◆ Written request
Each entry that follows must be output without any deviation.

◆ Data shown
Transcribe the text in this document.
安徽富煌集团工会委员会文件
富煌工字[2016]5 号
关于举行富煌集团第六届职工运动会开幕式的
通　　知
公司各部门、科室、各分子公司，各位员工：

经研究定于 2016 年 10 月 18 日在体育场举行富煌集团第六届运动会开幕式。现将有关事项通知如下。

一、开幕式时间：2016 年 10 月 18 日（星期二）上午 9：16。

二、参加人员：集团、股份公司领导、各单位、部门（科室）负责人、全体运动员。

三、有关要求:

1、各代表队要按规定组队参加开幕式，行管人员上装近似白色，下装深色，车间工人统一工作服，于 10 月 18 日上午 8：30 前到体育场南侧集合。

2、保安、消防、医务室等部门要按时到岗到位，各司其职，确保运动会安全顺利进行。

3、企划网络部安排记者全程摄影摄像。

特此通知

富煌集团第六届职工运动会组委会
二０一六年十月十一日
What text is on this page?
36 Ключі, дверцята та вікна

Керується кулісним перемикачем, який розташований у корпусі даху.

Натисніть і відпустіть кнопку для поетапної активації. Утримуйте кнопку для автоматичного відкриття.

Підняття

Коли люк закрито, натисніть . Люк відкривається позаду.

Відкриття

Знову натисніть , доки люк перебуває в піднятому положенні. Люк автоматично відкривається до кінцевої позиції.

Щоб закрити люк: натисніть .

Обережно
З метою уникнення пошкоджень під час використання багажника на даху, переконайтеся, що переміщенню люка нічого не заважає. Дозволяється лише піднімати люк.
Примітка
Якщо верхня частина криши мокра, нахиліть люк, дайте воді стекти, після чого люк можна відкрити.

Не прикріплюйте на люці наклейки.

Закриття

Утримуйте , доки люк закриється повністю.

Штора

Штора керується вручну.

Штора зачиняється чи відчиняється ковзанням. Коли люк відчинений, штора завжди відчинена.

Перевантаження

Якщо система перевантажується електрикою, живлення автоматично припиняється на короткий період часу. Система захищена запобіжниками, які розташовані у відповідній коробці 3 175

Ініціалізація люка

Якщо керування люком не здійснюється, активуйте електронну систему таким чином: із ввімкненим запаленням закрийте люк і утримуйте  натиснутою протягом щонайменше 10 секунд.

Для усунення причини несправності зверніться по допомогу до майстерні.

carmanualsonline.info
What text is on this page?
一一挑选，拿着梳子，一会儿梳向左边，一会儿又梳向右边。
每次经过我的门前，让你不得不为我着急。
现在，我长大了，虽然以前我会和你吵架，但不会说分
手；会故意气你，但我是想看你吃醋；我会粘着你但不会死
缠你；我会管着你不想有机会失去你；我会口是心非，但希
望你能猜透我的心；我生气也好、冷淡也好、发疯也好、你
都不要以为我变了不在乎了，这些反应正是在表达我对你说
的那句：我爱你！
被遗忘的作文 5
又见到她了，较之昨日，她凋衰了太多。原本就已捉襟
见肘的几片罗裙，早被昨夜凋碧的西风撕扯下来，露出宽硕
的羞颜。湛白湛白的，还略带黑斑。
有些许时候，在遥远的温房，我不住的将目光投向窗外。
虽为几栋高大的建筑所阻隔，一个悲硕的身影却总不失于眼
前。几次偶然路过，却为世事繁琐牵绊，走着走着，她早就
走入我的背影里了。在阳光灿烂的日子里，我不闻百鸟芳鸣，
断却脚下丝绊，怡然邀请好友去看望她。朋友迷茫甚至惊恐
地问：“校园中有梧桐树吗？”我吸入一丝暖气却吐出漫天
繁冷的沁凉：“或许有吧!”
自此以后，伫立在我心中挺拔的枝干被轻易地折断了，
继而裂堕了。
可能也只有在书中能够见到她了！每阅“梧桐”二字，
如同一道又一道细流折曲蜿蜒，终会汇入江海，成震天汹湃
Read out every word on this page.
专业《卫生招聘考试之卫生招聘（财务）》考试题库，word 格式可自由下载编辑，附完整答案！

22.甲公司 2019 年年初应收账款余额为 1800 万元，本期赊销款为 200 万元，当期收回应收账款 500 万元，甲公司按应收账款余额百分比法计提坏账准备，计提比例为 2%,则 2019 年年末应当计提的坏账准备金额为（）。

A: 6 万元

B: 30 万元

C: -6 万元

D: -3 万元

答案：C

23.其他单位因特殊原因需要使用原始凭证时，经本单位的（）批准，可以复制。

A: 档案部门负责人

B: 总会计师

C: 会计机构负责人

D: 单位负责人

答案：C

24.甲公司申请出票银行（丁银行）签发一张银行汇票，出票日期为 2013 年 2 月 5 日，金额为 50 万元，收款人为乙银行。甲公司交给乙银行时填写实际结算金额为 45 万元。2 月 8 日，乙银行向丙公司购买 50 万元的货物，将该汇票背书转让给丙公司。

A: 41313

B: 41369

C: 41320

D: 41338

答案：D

◆ Output of the task
Transcribe the text in this document.
安徽富煌集团工会委员会文件
富煌工字[2016]5 号
关于举行富煌集团第六届职工运动会开幕式的
通　　知
公司各部门、科室、各分子公司，各位员工：

经研究定于 2016 年 10 月 18 日在体育场举行富煌集团第六届运动会开幕式。现将有关事项通知如下。

一、开幕式时间：2016 年 10 月 18 日（星期二）上午 9：16。

二、参加人员：集团、股份公司领导、各单位、部门（科室）负责人、全体运动员。

三、有关要求:

1、各代表队要按规定组队参加开幕式，行管人员上装近似白色，下装深色，车间工人统一工作服，于 10 月 18 日上午 8：30 前到体育场南侧集合。

2、保安、消防、医务室等部门要按时到岗到位，各司其职，确保运动会安全顺利进行。

3、企划网络部安排记者全程摄影摄像。

特此通知

富煌集团第六届职工运动会组委会
二０一六年十月十一日
What text is on this page?
36 Ключі, дверцята та вікна

Керується кулісним перемикачем, який розташований у корпусі даху.

Натисніть і відпустіть кнопку для поетапної активації. Утримуйте кнопку для автоматичного відкриття.

Підняття

Коли люк закрито, натисніть . Люк відкривається позаду.

Відкриття

Знову натисніть , доки люк перебуває в піднятому положенні. Люк автоматично відкривається до кінцевої позиції.

Щоб закрити люк: натисніть .

Обережно
З метою уникнення пошкоджень під час використання багажника на даху, переконайтеся, що переміщенню люка нічого не заважає. Дозволяється лише піднімати люк.
Примітка
Якщо верхня частина криши мокра, нахиліть люк, дайте воді стекти, після чого люк можна відкрити.

Не прикріплюйте на люці наклейки.

Закриття

Утримуйте , доки люк закриється повністю.

Штора

Штора керується вручну.

Штора зачиняється чи відчиняється ковзанням. Коли люк відчинений, штора завжди відчинена.

Перевантаження

Якщо система перевантажується електрикою, живлення автоматично припиняється на короткий період часу. Система захищена запобіжниками, які розташовані у відповідній коробці 3 175

Ініціалізація люка

Якщо керування люком не здійснюється, активуйте електронну систему таким чином: із ввімкненим запаленням закрийте люк і утримуйте  натиснутою протягом щонайменше 10 секунд.

Для усунення причини несправності зверніться по допомогу до майстерні.

carmanualsonline.info
What text is on this page?
一一挑选，拿着梳子，一会儿梳向左边，一会儿又梳向右边。
每次经过我的门前，让你不得不为我着急。
现在，我长大了，虽然以前我会和你吵架，但不会说分
手；会故意气你，但我是想看你吃醋；我会粘着你但不会死
缠你；我会管着你不想有机会失去你；我会口是心非，但希
望你能猜透我的心；我生气也好、冷淡也好、发疯也好、你
都不要以为我变了不在乎了，这些反应正是在表达我对你说
的那句：我爱你！
被遗忘的作文 5
又见到她了，较之昨日，她凋衰了太多。原本就已捉襟
见肘的几片罗裙，早被昨夜凋碧的西风撕扯下来，露出宽硕
的羞颜。湛白湛白的，还略带黑斑。
有些许时候，在遥远的温房，我不住的将目光投向窗外。
虽为几栋高大的建筑所阻隔，一个悲硕的身影却总不失于眼
前。几次偶然路过，却为世事繁琐牵绊，走着走着，她早就
走入我的背影里了。在阳光灿烂的日子里，我不闻百鸟芳鸣，
断却脚下丝绊，怡然邀请好友去看望她。朋友迷茫甚至惊恐
地问：“校园中有梧桐树吗？”我吸入一丝暖气却吐出漫天
繁冷的沁凉：“或许有吧!”
自此以后，伫立在我心中挺拔的枝干被轻易地折断了，
继而裂堕了。
可能也只有在书中能够见到她了！每阅“梧桐”二字，
如同一道又一道细流折曲蜿蜒，终会汇入江海，成震天汹湃
Read out every word on this page.
专业《卫生招聘考试之卫生招聘（财务）》考试题库，word 格式可自由下载编辑，附完整答案！

22.甲公司 2019 年年初应收账款余额为 1800 万元，本期赊销款为 200 万元，当期收回应收账款 500 万元，甲公司按应收账款余额百分比法计提坏账准备，计提比例为 2%,则 2019 年年末应当计提的坏账准备金额为（）。

A: 6 万元

B: 30 万元

C: -6 万元

D: -3 万元

答案：C

23.其他单位因特殊原因需要使用原始凭证时，经本单位的（）批准，可以复制。

A: 档案部门负责人

B: 总会计师

C: 会计机构负责人

D: 单位负责人

答案：C

24.甲公司申请出票银行（丁银行）签发一张银行汇票，出票日期为 2013 年 2 月 5 日，金额为 50 万元，收款人为乙银行。甲公司交给乙银行时填写实际结算金额为 45 万元。2 月 8 日，乙银行向丙公司购买 50 万元的货物，将该汇票背书转让给丙公司。

A: 41313

B: 41369

C: 41320

D: 41338

答案：D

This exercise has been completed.